[Aim]
Transcribe every entry word for word. Skip the pictures.
## BEGIN
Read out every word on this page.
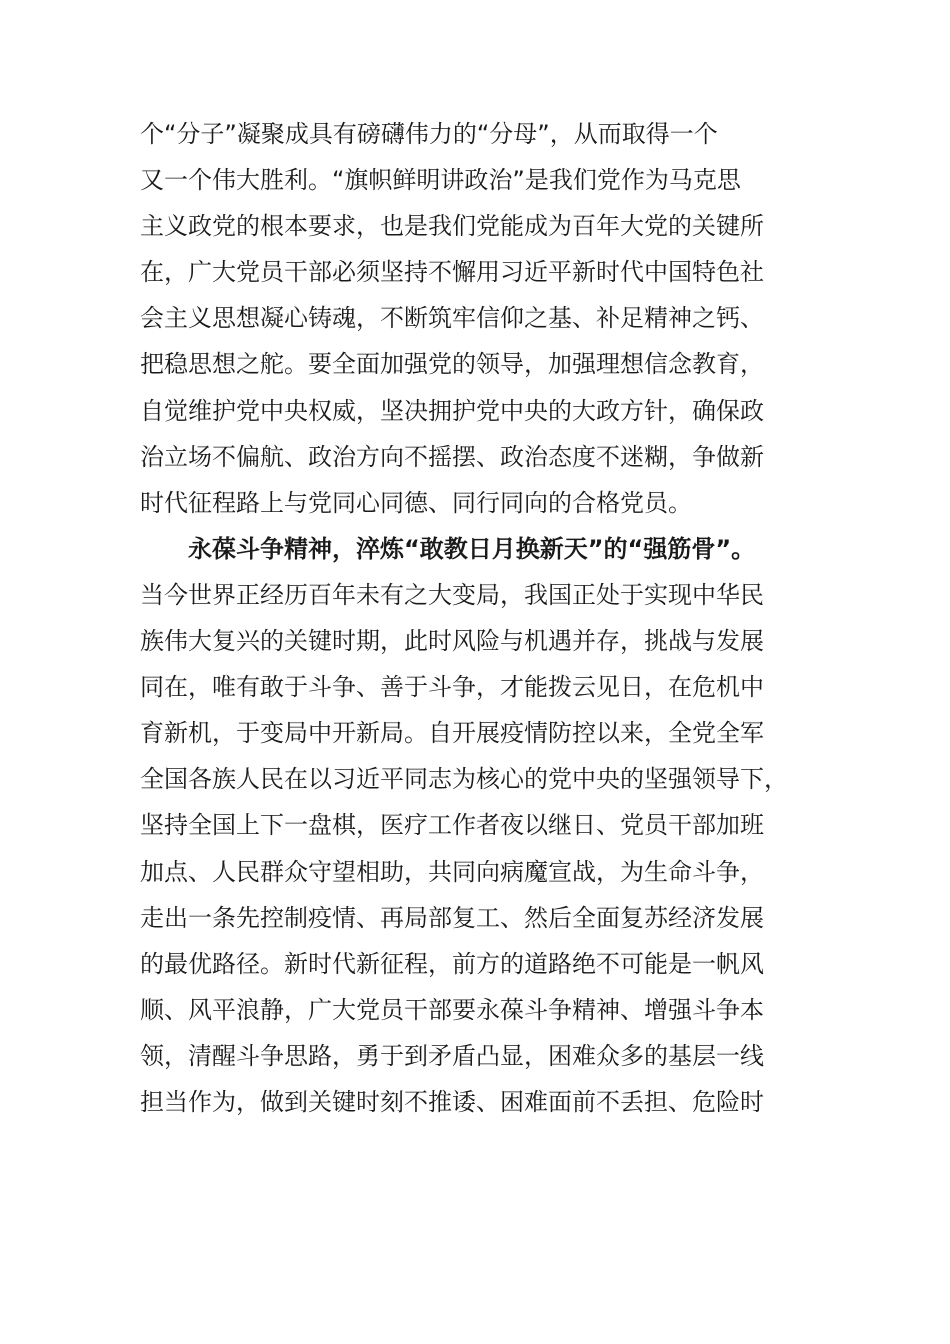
个“分子”凝聚成具有磅礴伟力的“分母”，从而取得一个
又一个伟大胜利。“旗帜鲜明讲政治”是我们党作为马克思
主义政党的根本要求，也是我们党能成为百年大党的关键所
在，广大党员干部必须坚持不懈用习近平新时代中国特色社
会主义思想凝心铸魂，不断筑牢信仰之基、补足精神之钙、
把稳思想之舵。要全面加强党的领导，加强理想信念教育，
自觉维护党中央权威，坚决拥护党中央的大政方针，确保政
治立场不偏航、政治方向不摇摆、政治态度不迷糊，争做新
时代征程路上与党同心同德、同行同向的合格党员。
永葆斗争精神，淬炼“敢教日月换新天”的“强筋骨”。
当今世界正经历百年未有之大变局，我国正处于实现中华民
族伟大复兴的关键时期，此时风险与机遇并存，挑战与发展
同在，唯有敢于斗争、善于斗争，才能拨云见日，在危机中
育新机，于变局中开新局。自开展疫情防控以来，全党全军
全国各族人民在以习近平同志为核心的党中央的坚强领导下，
坚持全国上下一盘棋，医疗工作者夜以继日、党员干部加班
加点、人民群众守望相助，共同向病魔宣战，为生命斗争，
走出一条先控制疫情、再局部复工、然后全面复苏经济发展
的最优路径。新时代新征程，前方的道路绝不可能是一帆风
顺、风平浪静，广大党员干部要永葆斗争精神、增强斗争本
领，清醒斗争思路，勇于到矛盾凸显，困难众多的基层一线
担当作为，做到关键时刻不推诿、困难面前不丢担、危险时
## END
[Completed task]
Read out every word on this page.
个“分子”凝聚成具有磅礴伟力的“分母”，从而取得一个
又一个伟大胜利。“旗帜鲜明讲政治”是我们党作为马克思
主义政党的根本要求，也是我们党能成为百年大党的关键所
在，广大党员干部必须坚持不懈用习近平新时代中国特色社
会主义思想凝心铸魂，不断筑牢信仰之基、补足精神之钙、
把稳思想之舵。要全面加强党的领导，加强理想信念教育，
自觉维护党中央权威，坚决拥护党中央的大政方针，确保政
治立场不偏航、政治方向不摇摆、政治态度不迷糊，争做新
时代征程路上与党同心同德、同行同向的合格党员。
永葆斗争精神，淬炼“敢教日月换新天”的“强筋骨”。
当今世界正经历百年未有之大变局，我国正处于实现中华民
族伟大复兴的关键时期，此时风险与机遇并存，挑战与发展
同在，唯有敢于斗争、善于斗争，才能拨云见日，在危机中
育新机，于变局中开新局。自开展疫情防控以来，全党全军
全国各族人民在以习近平同志为核心的党中央的坚强领导下，
坚持全国上下一盘棋，医疗工作者夜以继日、党员干部加班
加点、人民群众守望相助，共同向病魔宣战，为生命斗争，
走出一条先控制疫情、再局部复工、然后全面复苏经济发展
的最优路径。新时代新征程，前方的道路绝不可能是一帆风
顺、风平浪静，广大党员干部要永葆斗争精神、增强斗争本
领，清醒斗争思路，勇于到矛盾凸显，困难众多的基层一线
担当作为，做到关键时刻不推诿、困难面前不丢担、危险时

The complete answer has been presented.